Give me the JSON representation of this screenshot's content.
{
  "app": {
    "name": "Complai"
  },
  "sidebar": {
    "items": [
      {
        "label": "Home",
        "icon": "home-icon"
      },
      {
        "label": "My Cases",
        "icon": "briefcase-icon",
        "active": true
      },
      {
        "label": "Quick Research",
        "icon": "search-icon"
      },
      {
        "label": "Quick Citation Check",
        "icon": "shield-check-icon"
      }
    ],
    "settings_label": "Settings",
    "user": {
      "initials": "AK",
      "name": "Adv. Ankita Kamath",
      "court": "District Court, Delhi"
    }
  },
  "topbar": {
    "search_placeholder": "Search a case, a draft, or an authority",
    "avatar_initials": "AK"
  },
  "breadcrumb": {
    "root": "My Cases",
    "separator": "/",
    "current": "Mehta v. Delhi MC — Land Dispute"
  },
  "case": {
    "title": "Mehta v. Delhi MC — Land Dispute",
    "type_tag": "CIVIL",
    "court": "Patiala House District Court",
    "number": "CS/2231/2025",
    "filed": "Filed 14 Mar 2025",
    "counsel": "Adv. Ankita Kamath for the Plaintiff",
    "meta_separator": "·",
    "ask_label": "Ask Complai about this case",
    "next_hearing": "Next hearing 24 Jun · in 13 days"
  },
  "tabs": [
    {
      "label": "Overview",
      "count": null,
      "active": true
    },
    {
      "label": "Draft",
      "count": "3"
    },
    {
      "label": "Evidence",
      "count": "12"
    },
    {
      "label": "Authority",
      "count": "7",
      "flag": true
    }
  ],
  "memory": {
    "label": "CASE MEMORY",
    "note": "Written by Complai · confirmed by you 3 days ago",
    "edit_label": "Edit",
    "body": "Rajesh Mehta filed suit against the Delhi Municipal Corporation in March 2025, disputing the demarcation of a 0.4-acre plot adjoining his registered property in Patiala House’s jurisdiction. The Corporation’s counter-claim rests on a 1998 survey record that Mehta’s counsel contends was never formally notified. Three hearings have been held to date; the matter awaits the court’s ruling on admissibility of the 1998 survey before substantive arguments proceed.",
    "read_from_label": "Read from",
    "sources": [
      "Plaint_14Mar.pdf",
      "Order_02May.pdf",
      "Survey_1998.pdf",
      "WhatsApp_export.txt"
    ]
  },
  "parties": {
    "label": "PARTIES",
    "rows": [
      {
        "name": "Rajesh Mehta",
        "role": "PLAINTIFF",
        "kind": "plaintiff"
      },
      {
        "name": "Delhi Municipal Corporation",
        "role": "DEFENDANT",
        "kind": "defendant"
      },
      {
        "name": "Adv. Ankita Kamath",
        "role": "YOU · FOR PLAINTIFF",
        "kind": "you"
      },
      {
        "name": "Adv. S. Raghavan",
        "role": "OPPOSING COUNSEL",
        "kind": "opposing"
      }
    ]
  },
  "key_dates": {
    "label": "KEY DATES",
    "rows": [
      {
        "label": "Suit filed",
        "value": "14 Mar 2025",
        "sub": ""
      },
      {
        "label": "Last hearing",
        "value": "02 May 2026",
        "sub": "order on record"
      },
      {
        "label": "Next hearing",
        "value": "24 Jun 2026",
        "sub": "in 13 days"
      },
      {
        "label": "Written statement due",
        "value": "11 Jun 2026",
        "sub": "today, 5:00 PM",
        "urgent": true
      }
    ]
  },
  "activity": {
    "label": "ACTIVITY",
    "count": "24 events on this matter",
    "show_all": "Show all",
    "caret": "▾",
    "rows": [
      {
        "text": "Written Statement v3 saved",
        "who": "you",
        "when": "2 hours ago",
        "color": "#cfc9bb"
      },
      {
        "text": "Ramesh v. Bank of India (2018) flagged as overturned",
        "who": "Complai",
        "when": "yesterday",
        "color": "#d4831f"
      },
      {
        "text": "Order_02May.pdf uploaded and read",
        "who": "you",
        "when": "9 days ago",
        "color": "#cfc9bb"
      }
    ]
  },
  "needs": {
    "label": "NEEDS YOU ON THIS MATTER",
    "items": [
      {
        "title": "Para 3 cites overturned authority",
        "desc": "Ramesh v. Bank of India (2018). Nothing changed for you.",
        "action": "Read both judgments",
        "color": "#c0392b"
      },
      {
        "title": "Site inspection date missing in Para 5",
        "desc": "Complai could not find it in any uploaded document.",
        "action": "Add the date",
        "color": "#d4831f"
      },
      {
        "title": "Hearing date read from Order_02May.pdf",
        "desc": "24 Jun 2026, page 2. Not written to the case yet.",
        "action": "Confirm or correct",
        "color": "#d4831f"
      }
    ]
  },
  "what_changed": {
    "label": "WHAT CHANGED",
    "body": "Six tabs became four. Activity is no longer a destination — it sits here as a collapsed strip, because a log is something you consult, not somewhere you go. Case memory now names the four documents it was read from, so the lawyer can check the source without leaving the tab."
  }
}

+ + +

Which lines contain "true"? Show each of them.

Response to the exercise:
        "active": true
      "active": true
      "flag": true
        "urgent": true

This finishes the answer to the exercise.